**THE REQUEST:** What is the count of lines in the listing below that hold the string "image"? Reply with that number alone.

**PROVIDED RECORDS:**
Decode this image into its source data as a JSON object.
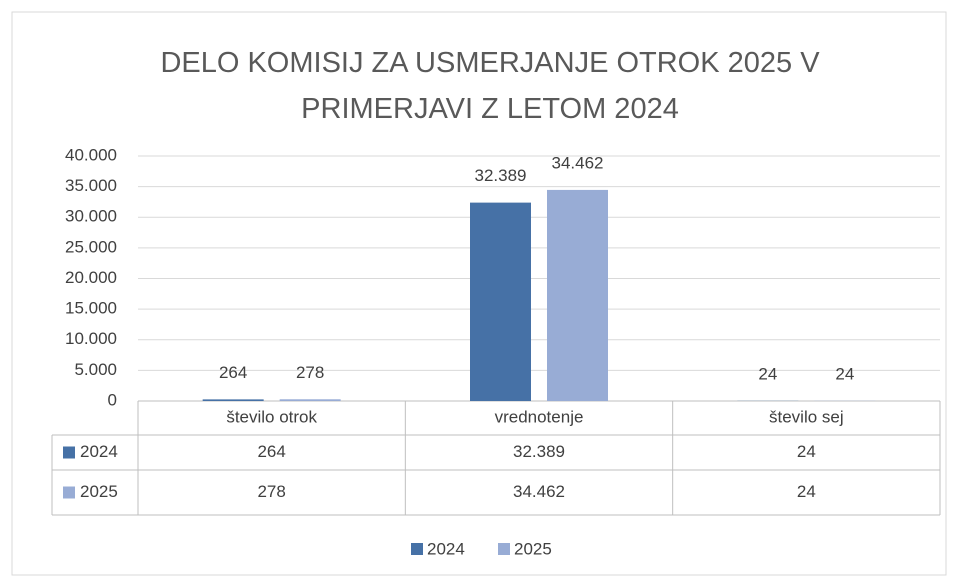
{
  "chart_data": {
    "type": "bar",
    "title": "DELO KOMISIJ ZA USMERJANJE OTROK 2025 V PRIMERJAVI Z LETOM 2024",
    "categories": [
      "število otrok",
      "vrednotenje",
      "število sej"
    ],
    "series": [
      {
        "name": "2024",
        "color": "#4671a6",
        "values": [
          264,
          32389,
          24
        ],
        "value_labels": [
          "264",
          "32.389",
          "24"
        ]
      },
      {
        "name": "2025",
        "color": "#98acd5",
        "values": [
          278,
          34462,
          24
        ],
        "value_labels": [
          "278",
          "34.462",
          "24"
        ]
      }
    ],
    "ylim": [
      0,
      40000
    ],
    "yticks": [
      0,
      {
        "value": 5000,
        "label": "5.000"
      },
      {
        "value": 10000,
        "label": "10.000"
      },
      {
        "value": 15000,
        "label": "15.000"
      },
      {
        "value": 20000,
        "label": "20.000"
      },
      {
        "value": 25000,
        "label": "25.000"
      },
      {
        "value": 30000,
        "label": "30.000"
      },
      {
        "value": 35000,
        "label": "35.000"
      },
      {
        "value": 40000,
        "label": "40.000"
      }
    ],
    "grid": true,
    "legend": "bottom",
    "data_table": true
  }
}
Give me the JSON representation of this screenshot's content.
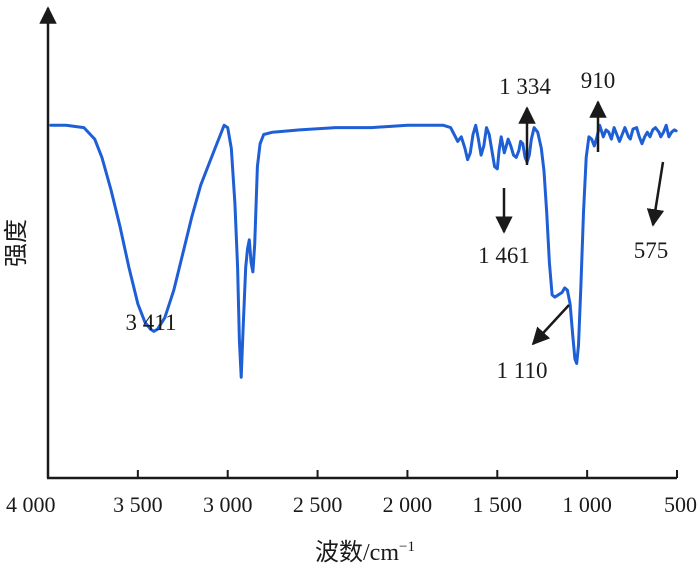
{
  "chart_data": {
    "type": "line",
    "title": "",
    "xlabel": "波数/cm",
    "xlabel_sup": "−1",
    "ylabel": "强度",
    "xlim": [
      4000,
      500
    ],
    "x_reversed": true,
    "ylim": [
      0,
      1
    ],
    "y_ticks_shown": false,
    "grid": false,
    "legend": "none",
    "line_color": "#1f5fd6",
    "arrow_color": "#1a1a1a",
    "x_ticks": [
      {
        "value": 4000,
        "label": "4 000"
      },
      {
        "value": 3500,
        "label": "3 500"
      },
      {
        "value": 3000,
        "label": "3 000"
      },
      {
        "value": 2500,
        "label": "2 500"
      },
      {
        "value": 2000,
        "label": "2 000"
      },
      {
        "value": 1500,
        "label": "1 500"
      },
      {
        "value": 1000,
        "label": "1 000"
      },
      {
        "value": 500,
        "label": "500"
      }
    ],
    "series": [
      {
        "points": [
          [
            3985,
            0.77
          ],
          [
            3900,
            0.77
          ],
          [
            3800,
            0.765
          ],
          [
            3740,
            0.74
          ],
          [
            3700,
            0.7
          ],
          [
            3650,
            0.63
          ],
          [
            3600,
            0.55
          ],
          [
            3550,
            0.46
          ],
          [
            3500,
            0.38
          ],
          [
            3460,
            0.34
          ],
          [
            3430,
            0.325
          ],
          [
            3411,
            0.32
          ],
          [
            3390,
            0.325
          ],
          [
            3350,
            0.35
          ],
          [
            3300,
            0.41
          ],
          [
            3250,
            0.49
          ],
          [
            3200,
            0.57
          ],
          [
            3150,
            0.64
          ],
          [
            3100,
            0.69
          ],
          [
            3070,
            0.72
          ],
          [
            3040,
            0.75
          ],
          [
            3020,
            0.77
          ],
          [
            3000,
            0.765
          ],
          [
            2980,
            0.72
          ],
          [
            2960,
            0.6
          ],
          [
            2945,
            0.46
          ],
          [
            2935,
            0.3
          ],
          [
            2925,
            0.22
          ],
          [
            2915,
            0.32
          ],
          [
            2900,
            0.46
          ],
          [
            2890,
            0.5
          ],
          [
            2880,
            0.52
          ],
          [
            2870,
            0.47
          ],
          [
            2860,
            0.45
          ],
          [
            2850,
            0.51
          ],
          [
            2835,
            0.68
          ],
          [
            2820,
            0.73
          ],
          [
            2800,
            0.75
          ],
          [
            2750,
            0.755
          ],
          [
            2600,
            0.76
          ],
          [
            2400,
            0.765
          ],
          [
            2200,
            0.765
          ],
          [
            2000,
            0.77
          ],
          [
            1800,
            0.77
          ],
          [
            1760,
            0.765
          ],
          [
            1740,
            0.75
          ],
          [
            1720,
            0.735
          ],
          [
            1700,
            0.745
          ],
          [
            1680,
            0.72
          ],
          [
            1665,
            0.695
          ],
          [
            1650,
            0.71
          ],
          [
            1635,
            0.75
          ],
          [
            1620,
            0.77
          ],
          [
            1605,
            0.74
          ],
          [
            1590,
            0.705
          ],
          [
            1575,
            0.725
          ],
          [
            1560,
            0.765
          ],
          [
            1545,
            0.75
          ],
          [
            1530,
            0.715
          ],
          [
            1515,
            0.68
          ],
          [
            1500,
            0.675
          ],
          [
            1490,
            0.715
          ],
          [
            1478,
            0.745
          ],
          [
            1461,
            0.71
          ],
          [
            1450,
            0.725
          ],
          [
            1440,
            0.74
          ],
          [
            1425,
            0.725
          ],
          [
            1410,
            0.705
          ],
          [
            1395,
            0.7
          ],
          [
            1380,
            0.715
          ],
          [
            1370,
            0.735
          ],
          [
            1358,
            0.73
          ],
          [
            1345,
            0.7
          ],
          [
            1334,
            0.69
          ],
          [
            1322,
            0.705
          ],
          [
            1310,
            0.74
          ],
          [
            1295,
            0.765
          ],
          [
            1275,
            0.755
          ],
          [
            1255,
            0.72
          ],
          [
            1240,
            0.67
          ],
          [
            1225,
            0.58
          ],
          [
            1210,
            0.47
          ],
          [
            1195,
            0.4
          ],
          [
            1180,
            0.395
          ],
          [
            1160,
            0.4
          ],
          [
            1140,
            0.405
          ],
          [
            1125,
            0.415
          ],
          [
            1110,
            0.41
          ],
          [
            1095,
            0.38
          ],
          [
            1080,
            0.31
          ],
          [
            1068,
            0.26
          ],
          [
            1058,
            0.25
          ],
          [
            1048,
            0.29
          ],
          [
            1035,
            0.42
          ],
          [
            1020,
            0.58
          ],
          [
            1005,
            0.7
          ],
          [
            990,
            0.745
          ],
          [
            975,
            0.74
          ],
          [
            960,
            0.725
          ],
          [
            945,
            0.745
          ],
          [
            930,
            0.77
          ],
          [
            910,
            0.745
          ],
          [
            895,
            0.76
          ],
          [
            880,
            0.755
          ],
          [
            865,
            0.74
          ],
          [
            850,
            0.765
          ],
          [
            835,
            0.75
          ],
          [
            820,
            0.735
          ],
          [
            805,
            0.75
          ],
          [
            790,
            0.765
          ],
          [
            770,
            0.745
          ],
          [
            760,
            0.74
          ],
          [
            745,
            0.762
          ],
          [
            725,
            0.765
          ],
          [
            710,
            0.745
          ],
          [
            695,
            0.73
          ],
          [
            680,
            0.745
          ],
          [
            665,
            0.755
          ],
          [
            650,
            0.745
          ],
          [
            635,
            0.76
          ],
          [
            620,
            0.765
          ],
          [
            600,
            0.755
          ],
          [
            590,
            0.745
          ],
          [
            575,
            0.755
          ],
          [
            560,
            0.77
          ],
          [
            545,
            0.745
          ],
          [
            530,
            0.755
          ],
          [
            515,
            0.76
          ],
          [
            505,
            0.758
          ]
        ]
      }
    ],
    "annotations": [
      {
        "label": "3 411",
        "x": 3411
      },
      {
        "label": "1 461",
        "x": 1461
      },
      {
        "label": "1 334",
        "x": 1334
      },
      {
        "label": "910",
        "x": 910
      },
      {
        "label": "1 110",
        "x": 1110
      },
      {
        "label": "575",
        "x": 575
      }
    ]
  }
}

* * *

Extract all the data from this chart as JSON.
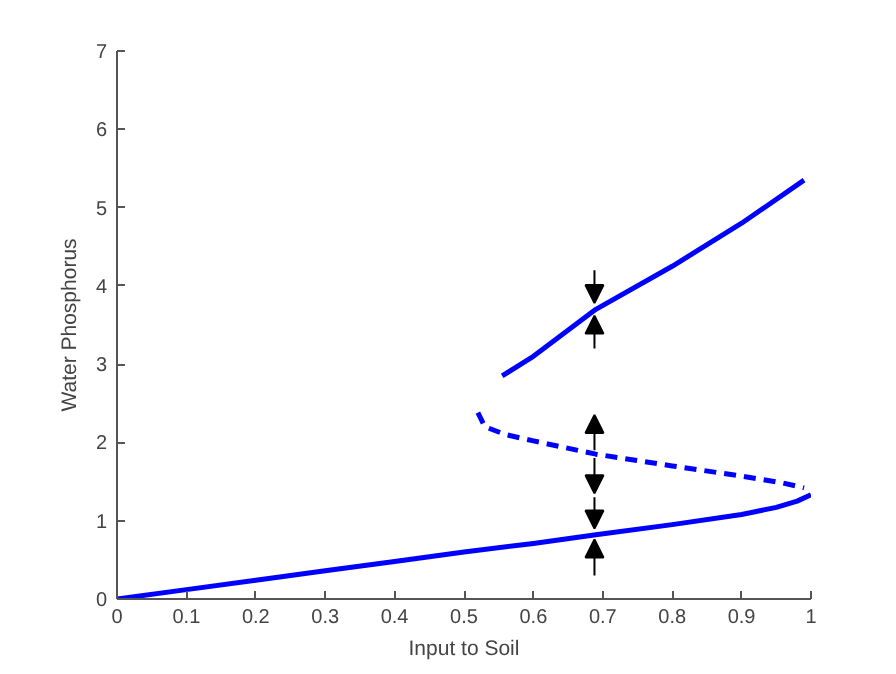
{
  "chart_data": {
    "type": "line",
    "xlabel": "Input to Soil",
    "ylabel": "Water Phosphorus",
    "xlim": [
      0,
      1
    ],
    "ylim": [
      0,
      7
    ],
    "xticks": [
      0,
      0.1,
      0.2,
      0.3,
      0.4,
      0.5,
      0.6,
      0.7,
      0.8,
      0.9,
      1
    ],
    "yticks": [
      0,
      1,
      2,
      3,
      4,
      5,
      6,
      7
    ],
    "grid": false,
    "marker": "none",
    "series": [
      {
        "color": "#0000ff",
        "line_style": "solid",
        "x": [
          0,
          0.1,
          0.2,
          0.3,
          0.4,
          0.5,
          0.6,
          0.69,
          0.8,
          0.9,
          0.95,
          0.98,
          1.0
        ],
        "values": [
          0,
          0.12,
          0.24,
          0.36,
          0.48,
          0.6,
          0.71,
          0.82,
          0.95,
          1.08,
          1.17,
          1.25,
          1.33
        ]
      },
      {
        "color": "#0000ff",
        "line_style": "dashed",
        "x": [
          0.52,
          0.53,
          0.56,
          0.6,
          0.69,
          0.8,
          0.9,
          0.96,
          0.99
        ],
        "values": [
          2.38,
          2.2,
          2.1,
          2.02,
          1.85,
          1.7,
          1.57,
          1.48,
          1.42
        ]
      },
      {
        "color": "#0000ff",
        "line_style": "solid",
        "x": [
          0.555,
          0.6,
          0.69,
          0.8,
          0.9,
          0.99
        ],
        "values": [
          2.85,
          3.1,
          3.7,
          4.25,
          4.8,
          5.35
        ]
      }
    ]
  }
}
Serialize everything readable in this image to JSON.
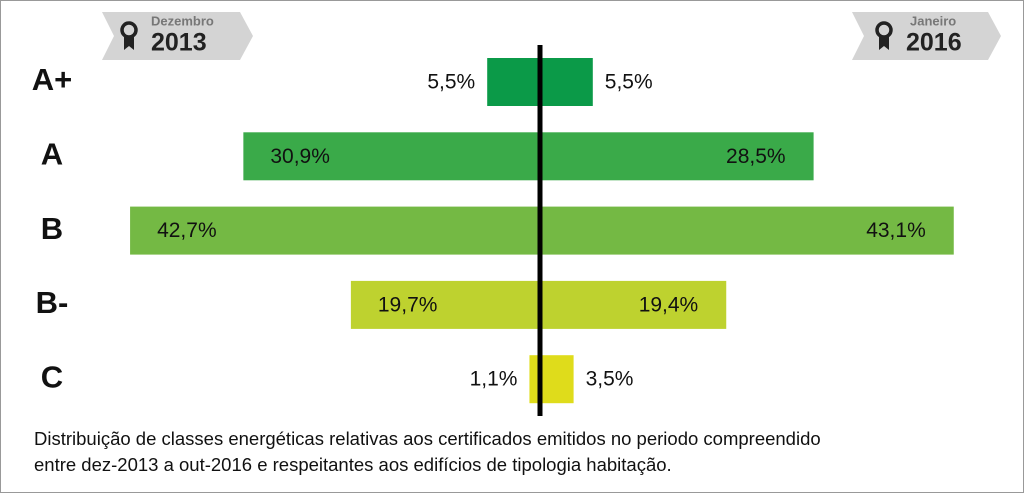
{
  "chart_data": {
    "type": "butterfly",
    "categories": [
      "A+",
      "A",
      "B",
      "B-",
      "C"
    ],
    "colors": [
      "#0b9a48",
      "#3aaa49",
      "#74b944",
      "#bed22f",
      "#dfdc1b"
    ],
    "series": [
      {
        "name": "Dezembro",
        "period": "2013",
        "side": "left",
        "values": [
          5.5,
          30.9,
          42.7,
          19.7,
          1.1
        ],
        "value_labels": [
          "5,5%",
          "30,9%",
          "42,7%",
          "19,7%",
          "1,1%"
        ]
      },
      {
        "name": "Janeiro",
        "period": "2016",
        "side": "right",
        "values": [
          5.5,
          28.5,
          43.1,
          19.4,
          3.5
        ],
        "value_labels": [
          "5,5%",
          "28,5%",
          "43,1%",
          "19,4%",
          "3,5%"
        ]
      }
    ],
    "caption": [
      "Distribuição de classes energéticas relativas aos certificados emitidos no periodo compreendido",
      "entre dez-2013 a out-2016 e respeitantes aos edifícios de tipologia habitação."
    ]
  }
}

**WRITTEN SOLUTION:** 2